PROBLEM DETAILS: Each line that follows should be printed again exactly as it stands.

INPUT DATA:
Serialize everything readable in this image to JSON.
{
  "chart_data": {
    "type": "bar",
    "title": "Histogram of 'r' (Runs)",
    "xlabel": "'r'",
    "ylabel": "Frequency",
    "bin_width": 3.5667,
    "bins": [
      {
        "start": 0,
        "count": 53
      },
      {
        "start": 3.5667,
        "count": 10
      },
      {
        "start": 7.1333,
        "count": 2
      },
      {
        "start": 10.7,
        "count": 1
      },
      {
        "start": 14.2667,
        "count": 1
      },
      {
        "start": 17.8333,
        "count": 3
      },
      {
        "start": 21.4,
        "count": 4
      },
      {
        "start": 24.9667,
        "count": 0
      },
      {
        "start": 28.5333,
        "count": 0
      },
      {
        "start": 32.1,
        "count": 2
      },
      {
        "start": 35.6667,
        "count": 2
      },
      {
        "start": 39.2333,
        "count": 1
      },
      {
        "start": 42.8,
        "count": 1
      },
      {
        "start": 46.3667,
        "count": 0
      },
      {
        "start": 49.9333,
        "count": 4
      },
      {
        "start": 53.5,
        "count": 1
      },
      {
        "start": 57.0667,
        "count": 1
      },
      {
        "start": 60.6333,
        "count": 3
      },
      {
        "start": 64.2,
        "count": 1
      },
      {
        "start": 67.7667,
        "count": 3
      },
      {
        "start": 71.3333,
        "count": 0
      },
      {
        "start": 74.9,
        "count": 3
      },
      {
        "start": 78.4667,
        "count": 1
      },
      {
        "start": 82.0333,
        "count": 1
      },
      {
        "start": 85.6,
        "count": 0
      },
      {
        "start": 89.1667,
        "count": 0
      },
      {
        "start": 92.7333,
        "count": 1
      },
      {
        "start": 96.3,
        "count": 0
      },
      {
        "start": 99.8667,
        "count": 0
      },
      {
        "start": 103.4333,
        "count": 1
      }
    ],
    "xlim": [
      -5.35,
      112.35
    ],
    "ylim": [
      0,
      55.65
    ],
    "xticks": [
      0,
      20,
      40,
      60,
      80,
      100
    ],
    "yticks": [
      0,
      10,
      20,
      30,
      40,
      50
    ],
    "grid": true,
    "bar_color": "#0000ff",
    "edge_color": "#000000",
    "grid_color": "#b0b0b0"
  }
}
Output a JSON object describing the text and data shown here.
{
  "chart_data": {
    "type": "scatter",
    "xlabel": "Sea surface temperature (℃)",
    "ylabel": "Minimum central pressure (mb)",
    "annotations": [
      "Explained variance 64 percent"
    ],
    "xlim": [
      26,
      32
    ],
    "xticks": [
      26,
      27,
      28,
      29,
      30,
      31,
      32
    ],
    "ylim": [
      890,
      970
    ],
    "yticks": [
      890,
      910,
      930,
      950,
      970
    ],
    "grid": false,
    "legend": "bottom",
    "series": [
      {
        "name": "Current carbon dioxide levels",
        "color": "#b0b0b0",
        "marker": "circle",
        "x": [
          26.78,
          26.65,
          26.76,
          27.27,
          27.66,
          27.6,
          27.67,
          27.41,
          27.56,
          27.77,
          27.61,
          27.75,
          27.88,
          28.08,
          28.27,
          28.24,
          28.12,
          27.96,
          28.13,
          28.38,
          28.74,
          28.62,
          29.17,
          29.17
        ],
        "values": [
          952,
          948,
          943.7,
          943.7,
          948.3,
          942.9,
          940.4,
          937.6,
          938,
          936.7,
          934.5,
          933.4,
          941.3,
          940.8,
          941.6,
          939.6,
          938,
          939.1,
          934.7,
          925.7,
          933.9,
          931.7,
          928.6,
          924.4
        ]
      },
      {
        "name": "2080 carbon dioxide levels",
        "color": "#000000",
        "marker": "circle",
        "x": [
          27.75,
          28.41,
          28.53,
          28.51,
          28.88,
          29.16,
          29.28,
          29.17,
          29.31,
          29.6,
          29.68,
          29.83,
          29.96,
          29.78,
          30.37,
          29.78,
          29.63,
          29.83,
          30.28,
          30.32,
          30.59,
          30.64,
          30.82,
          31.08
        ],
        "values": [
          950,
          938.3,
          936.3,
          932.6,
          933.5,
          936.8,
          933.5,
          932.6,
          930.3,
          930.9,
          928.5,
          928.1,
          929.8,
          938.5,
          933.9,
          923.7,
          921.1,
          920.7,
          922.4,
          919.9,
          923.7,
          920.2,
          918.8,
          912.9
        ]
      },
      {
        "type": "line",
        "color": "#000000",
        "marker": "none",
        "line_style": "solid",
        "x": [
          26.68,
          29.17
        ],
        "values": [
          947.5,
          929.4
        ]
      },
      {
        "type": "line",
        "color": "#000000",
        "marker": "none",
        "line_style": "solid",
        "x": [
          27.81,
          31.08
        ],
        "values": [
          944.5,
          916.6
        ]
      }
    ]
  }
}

TASK SOLUTION:
Serialize everything readable in this image to JSON.
{
  "chart_data": {
    "type": "bar",
    "title": "Histogram of 'r' (Runs)",
    "xlabel": "'r'",
    "ylabel": "Frequency",
    "bin_width": 3.5667,
    "bins": [
      {
        "start": 0,
        "count": 53
      },
      {
        "start": 3.5667,
        "count": 10
      },
      {
        "start": 7.1333,
        "count": 2
      },
      {
        "start": 10.7,
        "count": 1
      },
      {
        "start": 14.2667,
        "count": 1
      },
      {
        "start": 17.8333,
        "count": 3
      },
      {
        "start": 21.4,
        "count": 4
      },
      {
        "start": 24.9667,
        "count": 0
      },
      {
        "start": 28.5333,
        "count": 0
      },
      {
        "start": 32.1,
        "count": 2
      },
      {
        "start": 35.6667,
        "count": 2
      },
      {
        "start": 39.2333,
        "count": 1
      },
      {
        "start": 42.8,
        "count": 1
      },
      {
        "start": 46.3667,
        "count": 0
      },
      {
        "start": 49.9333,
        "count": 4
      },
      {
        "start": 53.5,
        "count": 1
      },
      {
        "start": 57.0667,
        "count": 1
      },
      {
        "start": 60.6333,
        "count": 3
      },
      {
        "start": 64.2,
        "count": 1
      },
      {
        "start": 67.7667,
        "count": 3
      },
      {
        "start": 71.3333,
        "count": 0
      },
      {
        "start": 74.9,
        "count": 3
      },
      {
        "start": 78.4667,
        "count": 1
      },
      {
        "start": 82.0333,
        "count": 1
      },
      {
        "start": 85.6,
        "count": 0
      },
      {
        "start": 89.1667,
        "count": 0
      },
      {
        "start": 92.7333,
        "count": 1
      },
      {
        "start": 96.3,
        "count": 0
      },
      {
        "start": 99.8667,
        "count": 0
      },
      {
        "start": 103.4333,
        "count": 1
      }
    ],
    "xlim": [
      -5.35,
      112.35
    ],
    "ylim": [
      0,
      55.65
    ],
    "xticks": [
      0,
      20,
      40,
      60,
      80,
      100
    ],
    "yticks": [
      0,
      10,
      20,
      30,
      40,
      50
    ],
    "grid": true,
    "bar_color": "#0000ff",
    "edge_color": "#000000",
    "grid_color": "#b0b0b0"
  }
}
Output a JSON object describing the text and data shown here.
{
  "chart_data": {
    "type": "scatter",
    "xlabel": "Sea surface temperature (℃)",
    "ylabel": "Minimum central pressure (mb)",
    "annotations": [
      "Explained variance 64 percent"
    ],
    "xlim": [
      26,
      32
    ],
    "xticks": [
      26,
      27,
      28,
      29,
      30,
      31,
      32
    ],
    "ylim": [
      890,
      970
    ],
    "yticks": [
      890,
      910,
      930,
      950,
      970
    ],
    "grid": false,
    "legend": "bottom",
    "series": [
      {
        "name": "Current carbon dioxide levels",
        "color": "#b0b0b0",
        "marker": "circle",
        "x": [
          26.78,
          26.65,
          26.76,
          27.27,
          27.66,
          27.6,
          27.67,
          27.41,
          27.56,
          27.77,
          27.61,
          27.75,
          27.88,
          28.08,
          28.27,
          28.24,
          28.12,
          27.96,
          28.13,
          28.38,
          28.74,
          28.62,
          29.17,
          29.17
        ],
        "values": [
          952,
          948,
          943.7,
          943.7,
          948.3,
          942.9,
          940.4,
          937.6,
          938,
          936.7,
          934.5,
          933.4,
          941.3,
          940.8,
          941.6,
          939.6,
          938,
          939.1,
          934.7,
          925.7,
          933.9,
          931.7,
          928.6,
          924.4
        ]
      },
      {
        "name": "2080 carbon dioxide levels",
        "color": "#000000",
        "marker": "circle",
        "x": [
          27.75,
          28.41,
          28.53,
          28.51,
          28.88,
          29.16,
          29.28,
          29.17,
          29.31,
          29.6,
          29.68,
          29.83,
          29.96,
          29.78,
          30.37,
          29.78,
          29.63,
          29.83,
          30.28,
          30.32,
          30.59,
          30.64,
          30.82,
          31.08
        ],
        "values": [
          950,
          938.3,
          936.3,
          932.6,
          933.5,
          936.8,
          933.5,
          932.6,
          930.3,
          930.9,
          928.5,
          928.1,
          929.8,
          938.5,
          933.9,
          923.7,
          921.1,
          920.7,
          922.4,
          919.9,
          923.7,
          920.2,
          918.8,
          912.9
        ]
      },
      {
        "type": "line",
        "color": "#000000",
        "marker": "none",
        "line_style": "solid",
        "x": [
          26.68,
          29.17
        ],
        "values": [
          947.5,
          929.4
        ]
      },
      {
        "type": "line",
        "color": "#000000",
        "marker": "none",
        "line_style": "solid",
        "x": [
          27.81,
          31.08
        ],
        "values": [
          944.5,
          916.6
        ]
      }
    ]
  }
}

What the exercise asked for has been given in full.